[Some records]
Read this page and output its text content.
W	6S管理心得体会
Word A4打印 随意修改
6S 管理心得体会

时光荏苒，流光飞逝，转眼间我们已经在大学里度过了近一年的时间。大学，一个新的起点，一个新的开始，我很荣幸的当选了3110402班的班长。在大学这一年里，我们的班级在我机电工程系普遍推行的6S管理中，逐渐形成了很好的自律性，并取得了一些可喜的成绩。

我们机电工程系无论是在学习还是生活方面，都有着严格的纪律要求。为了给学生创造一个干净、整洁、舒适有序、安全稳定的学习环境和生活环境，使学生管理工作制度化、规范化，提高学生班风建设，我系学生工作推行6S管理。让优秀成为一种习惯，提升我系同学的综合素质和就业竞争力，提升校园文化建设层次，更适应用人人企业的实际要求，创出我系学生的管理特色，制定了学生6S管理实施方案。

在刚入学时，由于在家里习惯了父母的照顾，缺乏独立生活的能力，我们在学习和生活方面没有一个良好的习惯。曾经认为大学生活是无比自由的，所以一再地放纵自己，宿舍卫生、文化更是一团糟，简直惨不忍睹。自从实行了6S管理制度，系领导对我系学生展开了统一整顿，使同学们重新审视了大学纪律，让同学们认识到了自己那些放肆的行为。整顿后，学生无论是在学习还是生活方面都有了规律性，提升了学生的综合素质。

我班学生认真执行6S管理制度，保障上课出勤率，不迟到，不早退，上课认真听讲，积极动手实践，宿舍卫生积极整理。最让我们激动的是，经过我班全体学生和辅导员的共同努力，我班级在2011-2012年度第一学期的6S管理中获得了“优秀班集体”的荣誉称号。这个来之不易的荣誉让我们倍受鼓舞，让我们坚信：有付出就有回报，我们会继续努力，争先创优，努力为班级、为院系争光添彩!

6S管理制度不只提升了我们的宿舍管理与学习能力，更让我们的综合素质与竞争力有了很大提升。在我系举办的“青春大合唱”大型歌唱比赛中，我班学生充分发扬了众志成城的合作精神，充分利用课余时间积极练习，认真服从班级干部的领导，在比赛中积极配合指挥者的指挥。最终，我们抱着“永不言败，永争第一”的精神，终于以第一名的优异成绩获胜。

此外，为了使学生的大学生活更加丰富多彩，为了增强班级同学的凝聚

_WORK REQUIRED_
Take the listing above and set it down exactly.

_RESULT OF THIS EXERCISE_
Read this page and output its text content.
W	6S管理心得体会
Word A4打印 随意修改
6S 管理心得体会

时光荏苒，流光飞逝，转眼间我们已经在大学里度过了近一年的时间。大学，一个新的起点，一个新的开始，我很荣幸的当选了3110402班的班长。在大学这一年里，我们的班级在我机电工程系普遍推行的6S管理中，逐渐形成了很好的自律性，并取得了一些可喜的成绩。

我们机电工程系无论是在学习还是生活方面，都有着严格的纪律要求。为了给学生创造一个干净、整洁、舒适有序、安全稳定的学习环境和生活环境，使学生管理工作制度化、规范化，提高学生班风建设，我系学生工作推行6S管理。让优秀成为一种习惯，提升我系同学的综合素质和就业竞争力，提升校园文化建设层次，更适应用人人企业的实际要求，创出我系学生的管理特色，制定了学生6S管理实施方案。

在刚入学时，由于在家里习惯了父母的照顾，缺乏独立生活的能力，我们在学习和生活方面没有一个良好的习惯。曾经认为大学生活是无比自由的，所以一再地放纵自己，宿舍卫生、文化更是一团糟，简直惨不忍睹。自从实行了6S管理制度，系领导对我系学生展开了统一整顿，使同学们重新审视了大学纪律，让同学们认识到了自己那些放肆的行为。整顿后，学生无论是在学习还是生活方面都有了规律性，提升了学生的综合素质。

我班学生认真执行6S管理制度，保障上课出勤率，不迟到，不早退，上课认真听讲，积极动手实践，宿舍卫生积极整理。最让我们激动的是，经过我班全体学生和辅导员的共同努力，我班级在2011-2012年度第一学期的6S管理中获得了“优秀班集体”的荣誉称号。这个来之不易的荣誉让我们倍受鼓舞，让我们坚信：有付出就有回报，我们会继续努力，争先创优，努力为班级、为院系争光添彩!

6S管理制度不只提升了我们的宿舍管理与学习能力，更让我们的综合素质与竞争力有了很大提升。在我系举办的“青春大合唱”大型歌唱比赛中，我班学生充分发扬了众志成城的合作精神，充分利用课余时间积极练习，认真服从班级干部的领导，在比赛中积极配合指挥者的指挥。最终，我们抱着“永不言败，永争第一”的精神，终于以第一名的优异成绩获胜。

此外，为了使学生的大学生活更加丰富多彩，为了增强班级同学的凝聚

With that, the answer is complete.